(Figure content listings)
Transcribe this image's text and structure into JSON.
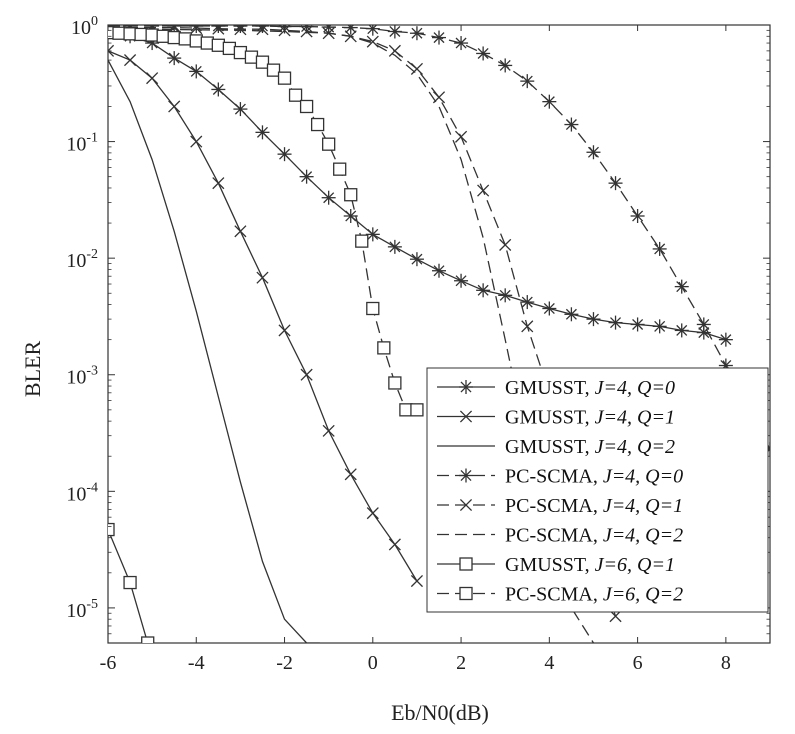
{
  "chart_data": {
    "type": "line",
    "xlabel": "Eb/N0(dB)",
    "ylabel": "BLER",
    "xlim": [
      -6,
      9
    ],
    "ylim": [
      5e-06,
      1
    ],
    "yscale": "log",
    "grid": false,
    "legend_position": "bottom-right",
    "x_ticks": [
      "-6",
      "-4",
      "-2",
      "0",
      "2",
      "4",
      "6",
      "8"
    ],
    "y_ticks": [
      {
        "base": "10",
        "exp": "0"
      },
      {
        "base": "10",
        "exp": "-1"
      },
      {
        "base": "10",
        "exp": "-2"
      },
      {
        "base": "10",
        "exp": "-3"
      },
      {
        "base": "10",
        "exp": "-4"
      },
      {
        "base": "10",
        "exp": "-5"
      }
    ],
    "series": [
      {
        "name": "GMUSST, J=4, Q=0",
        "legend": {
          "prefix": "GMUSST, ",
          "italic": "J=4, Q=0"
        },
        "marker": "asterisk",
        "line": "solid",
        "color": "#333333",
        "x": [
          -6,
          -5.5,
          -5,
          -4.5,
          -4,
          -3.5,
          -3,
          -2.5,
          -2,
          -1.5,
          -1,
          -0.5,
          0,
          0.5,
          1,
          1.5,
          2,
          2.5,
          3,
          3.5,
          4,
          4.5,
          5,
          5.5,
          6,
          6.5,
          7,
          7.5,
          8
        ],
        "y": [
          0.9,
          0.8,
          0.7,
          0.52,
          0.4,
          0.28,
          0.19,
          0.12,
          0.078,
          0.05,
          0.033,
          0.023,
          0.016,
          0.0125,
          0.0098,
          0.0078,
          0.0064,
          0.0053,
          0.0048,
          0.0042,
          0.0037,
          0.0033,
          0.003,
          0.0028,
          0.0027,
          0.0026,
          0.0024,
          0.0023,
          0.002
        ]
      },
      {
        "name": "GMUSST, J=4, Q=1",
        "legend": {
          "prefix": "GMUSST, ",
          "italic": "J=4, Q=1"
        },
        "marker": "x",
        "line": "solid",
        "color": "#333333",
        "x": [
          -6,
          -5.5,
          -5,
          -4.5,
          -4,
          -3.5,
          -3,
          -2.5,
          -2,
          -1.5,
          -1,
          -0.5,
          0,
          0.5,
          1
        ],
        "y": [
          0.6,
          0.5,
          0.35,
          0.2,
          0.1,
          0.044,
          0.017,
          0.0068,
          0.0024,
          0.001,
          0.00033,
          0.00014,
          6.5e-05,
          3.5e-05,
          1.7e-05
        ]
      },
      {
        "name": "GMUSST, J=4,  Q=2",
        "legend": {
          "prefix": "GMUSST, ",
          "italic": "J=4,  Q=2"
        },
        "marker": "none",
        "line": "solid",
        "color": "#333333",
        "x": [
          -6,
          -5.5,
          -5,
          -4.5,
          -4,
          -3.5,
          -3,
          -2.5,
          -2,
          -1.5,
          -1.2
        ],
        "y": [
          0.5,
          0.22,
          0.07,
          0.017,
          0.0035,
          0.00065,
          0.00012,
          2.5e-05,
          8e-06,
          5e-06,
          5e-06
        ]
      },
      {
        "name": "PC-SCMA, J=4, Q=0",
        "legend": {
          "prefix": "PC-SCMA, ",
          "italic": "J=4, Q=0"
        },
        "marker": "asterisk",
        "line": "dashed",
        "color": "#333333",
        "x": [
          -6,
          -5.5,
          -5,
          -4.5,
          -4,
          -3.5,
          -3,
          -2.5,
          -2,
          -1.5,
          -1,
          -0.5,
          0,
          0.5,
          1,
          1.5,
          2,
          2.5,
          3,
          3.5,
          4,
          4.5,
          5,
          5.5,
          6,
          6.5,
          7,
          7.5,
          8,
          8.5,
          9
        ],
        "y": [
          0.98,
          0.98,
          0.98,
          0.98,
          0.98,
          0.98,
          0.98,
          0.98,
          0.97,
          0.97,
          0.96,
          0.95,
          0.93,
          0.88,
          0.85,
          0.78,
          0.7,
          0.57,
          0.45,
          0.33,
          0.22,
          0.14,
          0.081,
          0.044,
          0.023,
          0.012,
          0.0057,
          0.0027,
          0.0012,
          0.00053,
          0.00023
        ]
      },
      {
        "name": "PC-SCMA, J=4, Q=1",
        "legend": {
          "prefix": "PC-SCMA, ",
          "italic": "J=4, Q=1"
        },
        "marker": "x",
        "line": "dashed",
        "color": "#333333",
        "x": [
          -6,
          -5.5,
          -5,
          -4.5,
          -4,
          -3.5,
          -3,
          -2.5,
          -2,
          -1.5,
          -1,
          -0.5,
          0,
          0.5,
          1,
          1.5,
          2,
          2.5,
          3,
          3.5,
          4,
          4.5,
          5,
          5.5
        ],
        "y": [
          0.95,
          0.95,
          0.95,
          0.95,
          0.94,
          0.93,
          0.92,
          0.92,
          0.9,
          0.88,
          0.85,
          0.8,
          0.72,
          0.6,
          0.42,
          0.24,
          0.11,
          0.038,
          0.013,
          0.0026,
          0.0007,
          0.00012,
          3e-05,
          8.5e-06
        ]
      },
      {
        "name": "PC-SCMA, J=4, Q=2",
        "legend": {
          "prefix": "PC-SCMA, ",
          "italic": "J=4, Q=2"
        },
        "marker": "none",
        "line": "dashed",
        "color": "#333333",
        "x": [
          -6,
          -5,
          -4,
          -3,
          -2,
          -1,
          -0.5,
          0,
          0.5,
          1,
          1.5,
          2,
          2.5,
          3,
          3.5,
          4,
          4.5,
          5
        ],
        "y": [
          0.92,
          0.92,
          0.91,
          0.9,
          0.88,
          0.85,
          0.8,
          0.7,
          0.55,
          0.38,
          0.2,
          0.07,
          0.015,
          0.002,
          0.00025,
          3e-05,
          1e-05,
          5e-06
        ]
      },
      {
        "name": "GMUSST, J=6, Q=1",
        "legend": {
          "prefix": "GMUSST, ",
          "italic": "J=6, Q=1"
        },
        "marker": "square",
        "line": "solid",
        "color": "#333333",
        "x": [
          -6,
          -5.5,
          -5.1
        ],
        "y": [
          4.7e-05,
          1.65e-05,
          5e-06
        ]
      },
      {
        "name": "PC-SCMA, J=6, Q=2",
        "legend": {
          "prefix": "PC-SCMA, ",
          "italic": "J=6, Q=2"
        },
        "marker": "square",
        "line": "dashed",
        "color": "#333333",
        "x": [
          -6,
          -5.75,
          -5.5,
          -5.25,
          -5,
          -4.75,
          -4.5,
          -4.25,
          -4,
          -3.75,
          -3.5,
          -3.25,
          -3,
          -2.75,
          -2.5,
          -2.25,
          -2,
          -1.75,
          -1.5,
          -1.25,
          -1,
          -0.75,
          -0.5,
          -0.25,
          0,
          0.25,
          0.5,
          0.75,
          1
        ],
        "y": [
          0.86,
          0.85,
          0.84,
          0.83,
          0.82,
          0.8,
          0.78,
          0.76,
          0.73,
          0.7,
          0.67,
          0.63,
          0.58,
          0.53,
          0.48,
          0.41,
          0.35,
          0.25,
          0.2,
          0.14,
          0.095,
          0.058,
          0.035,
          0.014,
          0.0037,
          0.0017,
          0.00085,
          0.0005,
          0.0005
        ]
      }
    ]
  }
}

### Instructions to follow
Tally the lines of the listing above that include the word "italic". Answer with the number alone.

### Full response
8